Copy out the lines that have "subtitle" in them.

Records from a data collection
☆ ☆ ☆

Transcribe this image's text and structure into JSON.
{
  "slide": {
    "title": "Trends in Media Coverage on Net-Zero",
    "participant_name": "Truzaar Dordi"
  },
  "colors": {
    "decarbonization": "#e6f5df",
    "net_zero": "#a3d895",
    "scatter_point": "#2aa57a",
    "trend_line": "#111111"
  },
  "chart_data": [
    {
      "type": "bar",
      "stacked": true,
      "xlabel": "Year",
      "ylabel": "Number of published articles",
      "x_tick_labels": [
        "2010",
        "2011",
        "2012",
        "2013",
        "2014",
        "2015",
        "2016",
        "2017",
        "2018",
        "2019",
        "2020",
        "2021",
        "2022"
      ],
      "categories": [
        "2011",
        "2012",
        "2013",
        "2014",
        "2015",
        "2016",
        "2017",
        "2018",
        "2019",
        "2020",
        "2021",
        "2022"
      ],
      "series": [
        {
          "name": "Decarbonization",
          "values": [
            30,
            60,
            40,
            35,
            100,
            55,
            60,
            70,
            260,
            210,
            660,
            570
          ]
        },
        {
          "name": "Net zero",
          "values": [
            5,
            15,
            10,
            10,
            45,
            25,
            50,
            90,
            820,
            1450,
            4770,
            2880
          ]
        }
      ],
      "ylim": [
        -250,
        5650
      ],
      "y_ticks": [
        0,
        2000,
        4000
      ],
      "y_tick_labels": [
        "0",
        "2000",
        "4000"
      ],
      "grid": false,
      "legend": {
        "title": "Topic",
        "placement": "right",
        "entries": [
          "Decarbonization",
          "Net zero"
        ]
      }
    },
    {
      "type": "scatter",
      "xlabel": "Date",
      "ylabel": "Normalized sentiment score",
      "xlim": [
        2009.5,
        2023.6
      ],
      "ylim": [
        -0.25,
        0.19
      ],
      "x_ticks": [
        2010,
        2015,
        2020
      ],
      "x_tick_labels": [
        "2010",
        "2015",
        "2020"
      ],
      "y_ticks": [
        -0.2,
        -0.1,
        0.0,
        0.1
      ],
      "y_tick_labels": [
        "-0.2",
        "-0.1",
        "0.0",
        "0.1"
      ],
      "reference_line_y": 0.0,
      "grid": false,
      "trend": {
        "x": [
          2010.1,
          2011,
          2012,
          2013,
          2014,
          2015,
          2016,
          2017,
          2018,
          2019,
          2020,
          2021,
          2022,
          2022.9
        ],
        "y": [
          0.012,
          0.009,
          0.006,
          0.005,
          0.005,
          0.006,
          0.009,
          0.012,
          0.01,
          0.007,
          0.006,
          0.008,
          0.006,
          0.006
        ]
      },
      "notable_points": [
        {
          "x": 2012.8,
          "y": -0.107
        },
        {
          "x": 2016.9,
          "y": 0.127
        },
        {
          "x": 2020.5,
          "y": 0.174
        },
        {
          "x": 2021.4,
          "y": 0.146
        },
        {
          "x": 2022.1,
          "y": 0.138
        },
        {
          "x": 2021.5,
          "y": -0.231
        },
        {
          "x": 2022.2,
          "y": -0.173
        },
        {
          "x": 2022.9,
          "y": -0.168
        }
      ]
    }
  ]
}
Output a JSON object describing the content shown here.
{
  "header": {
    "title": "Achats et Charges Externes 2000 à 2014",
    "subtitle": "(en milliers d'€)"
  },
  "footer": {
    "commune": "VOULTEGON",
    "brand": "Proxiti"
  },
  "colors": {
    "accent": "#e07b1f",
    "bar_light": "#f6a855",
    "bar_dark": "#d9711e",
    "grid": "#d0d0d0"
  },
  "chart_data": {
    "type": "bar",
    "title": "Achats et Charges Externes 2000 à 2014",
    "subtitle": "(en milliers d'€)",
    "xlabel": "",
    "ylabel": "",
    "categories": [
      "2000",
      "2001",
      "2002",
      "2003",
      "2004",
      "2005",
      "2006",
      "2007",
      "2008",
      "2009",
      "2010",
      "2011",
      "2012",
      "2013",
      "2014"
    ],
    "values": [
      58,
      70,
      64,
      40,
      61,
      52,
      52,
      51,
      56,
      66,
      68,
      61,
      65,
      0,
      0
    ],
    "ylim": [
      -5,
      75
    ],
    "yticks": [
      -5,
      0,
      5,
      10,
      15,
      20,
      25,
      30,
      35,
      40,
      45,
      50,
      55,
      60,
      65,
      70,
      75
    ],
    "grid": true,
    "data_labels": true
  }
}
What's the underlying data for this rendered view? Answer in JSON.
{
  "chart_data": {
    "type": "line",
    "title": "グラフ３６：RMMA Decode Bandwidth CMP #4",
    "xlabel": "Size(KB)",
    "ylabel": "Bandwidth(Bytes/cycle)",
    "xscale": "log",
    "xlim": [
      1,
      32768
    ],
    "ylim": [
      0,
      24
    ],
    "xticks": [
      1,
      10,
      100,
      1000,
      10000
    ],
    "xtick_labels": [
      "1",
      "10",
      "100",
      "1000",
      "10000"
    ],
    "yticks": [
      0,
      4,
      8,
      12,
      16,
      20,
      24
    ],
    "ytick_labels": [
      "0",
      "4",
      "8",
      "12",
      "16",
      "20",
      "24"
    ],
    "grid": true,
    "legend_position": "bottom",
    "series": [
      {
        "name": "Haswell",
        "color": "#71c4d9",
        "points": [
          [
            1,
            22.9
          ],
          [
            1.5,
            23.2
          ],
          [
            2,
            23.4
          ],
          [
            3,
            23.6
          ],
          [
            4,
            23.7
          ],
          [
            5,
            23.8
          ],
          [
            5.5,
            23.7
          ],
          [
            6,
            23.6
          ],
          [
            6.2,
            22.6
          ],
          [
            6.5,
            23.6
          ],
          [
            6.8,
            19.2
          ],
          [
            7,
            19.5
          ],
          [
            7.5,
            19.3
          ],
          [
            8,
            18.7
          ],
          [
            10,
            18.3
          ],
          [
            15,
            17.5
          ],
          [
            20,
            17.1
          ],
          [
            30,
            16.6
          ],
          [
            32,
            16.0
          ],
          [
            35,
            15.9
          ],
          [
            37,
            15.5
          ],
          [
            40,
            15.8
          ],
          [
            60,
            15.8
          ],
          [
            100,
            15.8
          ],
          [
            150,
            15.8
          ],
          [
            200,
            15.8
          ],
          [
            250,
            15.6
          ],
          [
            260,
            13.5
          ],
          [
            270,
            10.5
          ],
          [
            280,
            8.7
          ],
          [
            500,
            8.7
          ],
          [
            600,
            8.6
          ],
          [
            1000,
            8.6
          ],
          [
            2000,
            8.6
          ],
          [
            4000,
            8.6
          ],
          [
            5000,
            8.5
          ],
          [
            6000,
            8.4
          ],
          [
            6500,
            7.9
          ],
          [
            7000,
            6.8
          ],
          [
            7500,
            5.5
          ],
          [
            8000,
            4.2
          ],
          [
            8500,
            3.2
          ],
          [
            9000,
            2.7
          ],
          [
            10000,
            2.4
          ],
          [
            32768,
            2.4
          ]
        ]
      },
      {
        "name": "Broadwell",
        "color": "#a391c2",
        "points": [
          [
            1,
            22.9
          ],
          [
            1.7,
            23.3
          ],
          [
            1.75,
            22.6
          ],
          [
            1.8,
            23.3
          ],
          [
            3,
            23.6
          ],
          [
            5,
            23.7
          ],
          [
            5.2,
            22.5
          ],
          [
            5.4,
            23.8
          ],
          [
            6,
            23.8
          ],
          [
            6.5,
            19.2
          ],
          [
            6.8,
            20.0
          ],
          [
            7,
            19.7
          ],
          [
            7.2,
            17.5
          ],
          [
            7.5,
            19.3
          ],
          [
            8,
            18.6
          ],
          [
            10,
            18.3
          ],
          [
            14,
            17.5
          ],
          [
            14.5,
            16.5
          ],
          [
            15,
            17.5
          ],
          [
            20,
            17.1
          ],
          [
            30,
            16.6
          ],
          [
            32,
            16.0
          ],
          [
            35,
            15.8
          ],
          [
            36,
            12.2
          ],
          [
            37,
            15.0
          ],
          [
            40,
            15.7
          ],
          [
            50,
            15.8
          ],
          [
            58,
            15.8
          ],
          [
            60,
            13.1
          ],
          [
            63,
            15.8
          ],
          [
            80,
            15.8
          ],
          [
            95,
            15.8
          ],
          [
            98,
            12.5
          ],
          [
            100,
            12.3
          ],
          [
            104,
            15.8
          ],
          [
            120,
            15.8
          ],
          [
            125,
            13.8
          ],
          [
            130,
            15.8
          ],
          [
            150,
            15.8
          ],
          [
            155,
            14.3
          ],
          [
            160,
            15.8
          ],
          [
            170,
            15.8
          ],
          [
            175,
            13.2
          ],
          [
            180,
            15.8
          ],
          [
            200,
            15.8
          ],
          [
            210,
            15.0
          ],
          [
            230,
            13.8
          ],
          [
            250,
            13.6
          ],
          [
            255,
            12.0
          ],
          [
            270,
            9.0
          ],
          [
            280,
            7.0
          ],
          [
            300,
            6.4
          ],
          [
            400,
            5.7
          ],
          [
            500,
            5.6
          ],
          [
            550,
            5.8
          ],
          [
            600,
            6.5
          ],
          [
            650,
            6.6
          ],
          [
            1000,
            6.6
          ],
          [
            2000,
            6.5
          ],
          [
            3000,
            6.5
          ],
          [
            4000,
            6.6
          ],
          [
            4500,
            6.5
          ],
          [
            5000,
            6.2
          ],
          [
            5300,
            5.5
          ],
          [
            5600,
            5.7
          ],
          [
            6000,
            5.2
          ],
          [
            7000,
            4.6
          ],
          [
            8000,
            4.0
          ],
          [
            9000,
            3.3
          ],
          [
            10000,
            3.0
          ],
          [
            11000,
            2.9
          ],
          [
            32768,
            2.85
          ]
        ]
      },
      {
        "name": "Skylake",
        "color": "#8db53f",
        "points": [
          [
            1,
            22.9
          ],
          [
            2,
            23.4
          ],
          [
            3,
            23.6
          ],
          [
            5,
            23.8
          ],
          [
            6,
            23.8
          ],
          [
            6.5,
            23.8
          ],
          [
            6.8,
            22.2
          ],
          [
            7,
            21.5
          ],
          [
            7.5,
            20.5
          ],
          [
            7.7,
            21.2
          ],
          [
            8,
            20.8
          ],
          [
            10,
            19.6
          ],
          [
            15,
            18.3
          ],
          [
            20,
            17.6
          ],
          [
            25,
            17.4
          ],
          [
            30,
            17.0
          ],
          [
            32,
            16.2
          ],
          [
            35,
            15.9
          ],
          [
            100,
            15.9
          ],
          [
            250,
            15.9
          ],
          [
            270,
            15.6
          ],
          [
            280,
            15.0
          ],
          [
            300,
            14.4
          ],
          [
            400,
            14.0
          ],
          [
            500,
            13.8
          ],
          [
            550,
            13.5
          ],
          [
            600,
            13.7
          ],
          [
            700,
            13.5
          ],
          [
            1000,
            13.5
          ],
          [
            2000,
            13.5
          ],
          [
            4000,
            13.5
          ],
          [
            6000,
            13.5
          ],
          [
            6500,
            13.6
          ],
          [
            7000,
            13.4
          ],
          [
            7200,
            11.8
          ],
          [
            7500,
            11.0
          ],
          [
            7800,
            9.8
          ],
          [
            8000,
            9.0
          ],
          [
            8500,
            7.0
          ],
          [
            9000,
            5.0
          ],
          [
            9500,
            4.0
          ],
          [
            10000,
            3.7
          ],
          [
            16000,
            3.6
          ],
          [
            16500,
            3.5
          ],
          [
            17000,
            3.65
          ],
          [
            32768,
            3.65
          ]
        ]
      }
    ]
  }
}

☆ ☆ ☆

Correct result:
    "subtitle": "(en milliers d'€)"
    "subtitle": "(en milliers d'€)",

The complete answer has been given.